Without skipping anything, write out each record below exactly.

> [DATA FOR PROCESSING]:
§

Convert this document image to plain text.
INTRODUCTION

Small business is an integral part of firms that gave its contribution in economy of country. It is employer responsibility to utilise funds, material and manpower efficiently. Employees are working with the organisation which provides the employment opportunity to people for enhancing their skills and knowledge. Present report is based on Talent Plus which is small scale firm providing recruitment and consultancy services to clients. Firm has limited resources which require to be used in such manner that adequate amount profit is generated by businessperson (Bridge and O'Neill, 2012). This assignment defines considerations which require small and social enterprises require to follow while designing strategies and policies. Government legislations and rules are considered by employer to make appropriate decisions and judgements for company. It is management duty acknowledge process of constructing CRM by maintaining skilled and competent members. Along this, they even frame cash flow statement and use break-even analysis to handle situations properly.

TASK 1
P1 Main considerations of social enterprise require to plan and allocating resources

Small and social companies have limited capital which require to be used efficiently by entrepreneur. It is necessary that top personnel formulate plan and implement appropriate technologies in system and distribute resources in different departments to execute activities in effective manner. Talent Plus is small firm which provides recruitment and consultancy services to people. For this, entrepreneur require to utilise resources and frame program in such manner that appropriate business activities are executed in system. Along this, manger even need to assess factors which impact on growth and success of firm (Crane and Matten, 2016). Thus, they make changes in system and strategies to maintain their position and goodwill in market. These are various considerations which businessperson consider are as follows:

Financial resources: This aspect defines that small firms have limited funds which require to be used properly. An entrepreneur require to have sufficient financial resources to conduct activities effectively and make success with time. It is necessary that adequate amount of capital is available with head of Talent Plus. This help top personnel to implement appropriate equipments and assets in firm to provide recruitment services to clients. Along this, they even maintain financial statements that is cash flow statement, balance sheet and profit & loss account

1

§

> [ANSWER FOR THE TASK]:
Convert this document image to plain text.
INTRODUCTION

Small business is an integral part of firms that gave its contribution in economy of country. It is employer responsibility to utilise funds, material and manpower efficiently. Employees are working with the organisation which provides the employment opportunity to people for enhancing their skills and knowledge. Present report is based on Talent Plus which is small scale firm providing recruitment and consultancy services to clients. Firm has limited resources which require to be used in such manner that adequate amount profit is generated by businessperson (Bridge and O'Neill, 2012). This assignment defines considerations which require small and social enterprises require to follow while designing strategies and policies. Government legislations and rules are considered by employer to make appropriate decisions and judgements for company. It is management duty acknowledge process of constructing CRM by maintaining skilled and competent members. Along this, they even frame cash flow statement and use break-even analysis to handle situations properly.

TASK 1
P1 Main considerations of social enterprise require to plan and allocating resources

Small and social companies have limited capital which require to be used efficiently by entrepreneur. It is necessary that top personnel formulate plan and implement appropriate technologies in system and distribute resources in different departments to execute activities in effective manner. Talent Plus is small firm which provides recruitment and consultancy services to people. For this, entrepreneur require to utilise resources and frame program in such manner that appropriate business activities are executed in system. Along this, manger even need to assess factors which impact on growth and success of firm (Crane and Matten, 2016). Thus, they make changes in system and strategies to maintain their position and goodwill in market. These are various considerations which businessperson consider are as follows:

Financial resources: This aspect defines that small firms have limited funds which require to be used properly. An entrepreneur require to have sufficient financial resources to conduct activities effectively and make success with time. It is necessary that adequate amount of capital is available with head of Talent Plus. This help top personnel to implement appropriate equipments and assets in firm to provide recruitment services to clients. Along this, they even maintain financial statements that is cash flow statement, balance sheet and profit & loss account

1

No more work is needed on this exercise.